## Task to complete
Each line below should be retyped exactly, with no pictures.
■ ■ ■ ■ ■
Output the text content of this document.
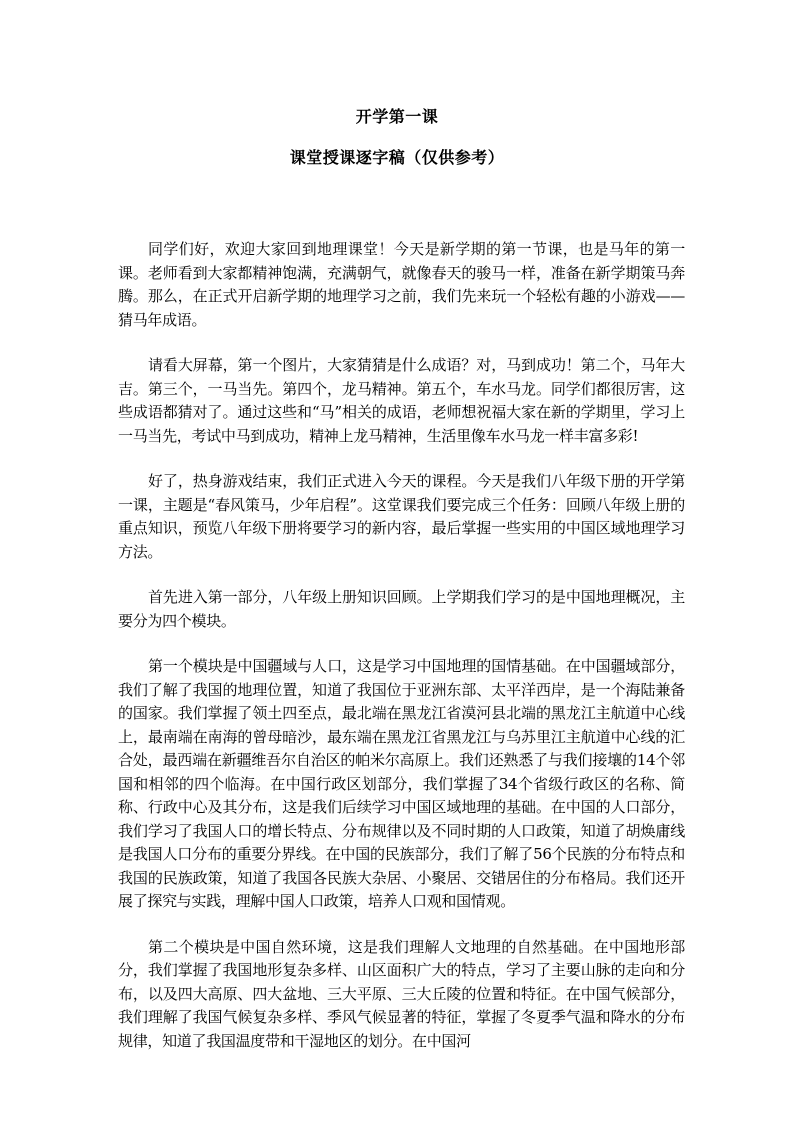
开学第一课
课堂授课逐字稿（仅供参考）

同学们好，欢迎大家回到地理课堂！今天是新学期的第一节课，也是马年的第一课。老师看到大家都精神饱满，充满朝气，就像春天的骏马一样，准备在新学期策马奔腾。那么，在正式开启新学期的地理学习之前，我们先来玩一个轻松有趣的小游戏——猜马年成语。

请看大屏幕，第一个图片，大家猜猜是什么成语？对，马到成功！第二个，马年大吉。第三个，一马当先。第四个，龙马精神。第五个，车水马龙。同学们都很厉害，这些成语都猜对了。通过这些和“马”相关的成语，老师想祝福大家在新的学期里，学习上一马当先，考试中马到成功，精神上龙马精神，生活里像车水马龙一样丰富多彩!

好了，热身游戏结束，我们正式进入今天的课程。今天是我们八年级下册的开学第一课，主题是“春风策马，少年启程”。这堂课我们要完成三个任务：回顾八年级上册的重点知识，预览八年级下册将要学习的新内容，最后掌握一些实用的中国区域地理学习方法。

首先进入第一部分，八年级上册知识回顾。上学期我们学习的是中国地理概况，主要分为四个模块。

第一个模块是中国疆域与人口，这是学习中国地理的国情基础。在中国疆域部分，我们了解了我国的地理位置，知道了我国位于亚洲东部、太平洋西岸，是一个海陆兼备的国家。我们掌握了领土四至点，最北端在黑龙江省漠河县北端的黑龙江主航道中心线上，最南端在南海的曾母暗沙，最东端在黑龙江省黑龙江与乌苏里江主航道中心线的汇合处，最西端在新疆维吾尔自治区的帕米尔高原上。我们还熟悉了与我们接壤的14个邻国和相邻的四个临海。在中国行政区划部分，我们掌握了34个省级行政区的名称、简称、行政中心及其分布，这是我们后续学习中国区域地理的基础。在中国的人口部分，我们学习了我国人口的增长特点、分布规律以及不同时期的人口政策，知道了胡焕庸线是我国人口分布的重要分界线。在中国的民族部分，我们了解了56个民族的分布特点和我国的民族政策，知道了我国各民族大杂居、小聚居、交错居住的分布格局。我们还开展了探究与实践，理解中国人口政策，培养人口观和国情观。

第二个模块是中国自然环境，这是我们理解人文地理的自然基础。在中国地形部分，我们掌握了我国地形复杂多样、山区面积广大的特点，学习了主要山脉的走向和分布，以及四大高原、四大盆地、三大平原、三大丘陵的位置和特征。在中国气候部分，我们理解了我国气候复杂多样、季风气候显著的特征，掌握了冬夏季气温和降水的分布规律，知道了我国温度带和干湿地区的划分。在中国河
■ ■ ■ ■ ■
## Written solution
Output the text content of this document.
开学第一课
课堂授课逐字稿（仅供参考）

同学们好，欢迎大家回到地理课堂！今天是新学期的第一节课，也是马年的第一课。老师看到大家都精神饱满，充满朝气，就像春天的骏马一样，准备在新学期策马奔腾。那么，在正式开启新学期的地理学习之前，我们先来玩一个轻松有趣的小游戏——猜马年成语。

请看大屏幕，第一个图片，大家猜猜是什么成语？对，马到成功！第二个，马年大吉。第三个，一马当先。第四个，龙马精神。第五个，车水马龙。同学们都很厉害，这些成语都猜对了。通过这些和“马”相关的成语，老师想祝福大家在新的学期里，学习上一马当先，考试中马到成功，精神上龙马精神，生活里像车水马龙一样丰富多彩!

好了，热身游戏结束，我们正式进入今天的课程。今天是我们八年级下册的开学第一课，主题是“春风策马，少年启程”。这堂课我们要完成三个任务：回顾八年级上册的重点知识，预览八年级下册将要学习的新内容，最后掌握一些实用的中国区域地理学习方法。

首先进入第一部分，八年级上册知识回顾。上学期我们学习的是中国地理概况，主要分为四个模块。

第一个模块是中国疆域与人口，这是学习中国地理的国情基础。在中国疆域部分，我们了解了我国的地理位置，知道了我国位于亚洲东部、太平洋西岸，是一个海陆兼备的国家。我们掌握了领土四至点，最北端在黑龙江省漠河县北端的黑龙江主航道中心线上，最南端在南海的曾母暗沙，最东端在黑龙江省黑龙江与乌苏里江主航道中心线的汇合处，最西端在新疆维吾尔自治区的帕米尔高原上。我们还熟悉了与我们接壤的14个邻国和相邻的四个临海。在中国行政区划部分，我们掌握了34个省级行政区的名称、简称、行政中心及其分布，这是我们后续学习中国区域地理的基础。在中国的人口部分，我们学习了我国人口的增长特点、分布规律以及不同时期的人口政策，知道了胡焕庸线是我国人口分布的重要分界线。在中国的民族部分，我们了解了56个民族的分布特点和我国的民族政策，知道了我国各民族大杂居、小聚居、交错居住的分布格局。我们还开展了探究与实践，理解中国人口政策，培养人口观和国情观。

第二个模块是中国自然环境，这是我们理解人文地理的自然基础。在中国地形部分，我们掌握了我国地形复杂多样、山区面积广大的特点，学习了主要山脉的走向和分布，以及四大高原、四大盆地、三大平原、三大丘陵的位置和特征。在中国气候部分，我们理解了我国气候复杂多样、季风气候显著的特征，掌握了冬夏季气温和降水的分布规律，知道了我国温度带和干湿地区的划分。在中国河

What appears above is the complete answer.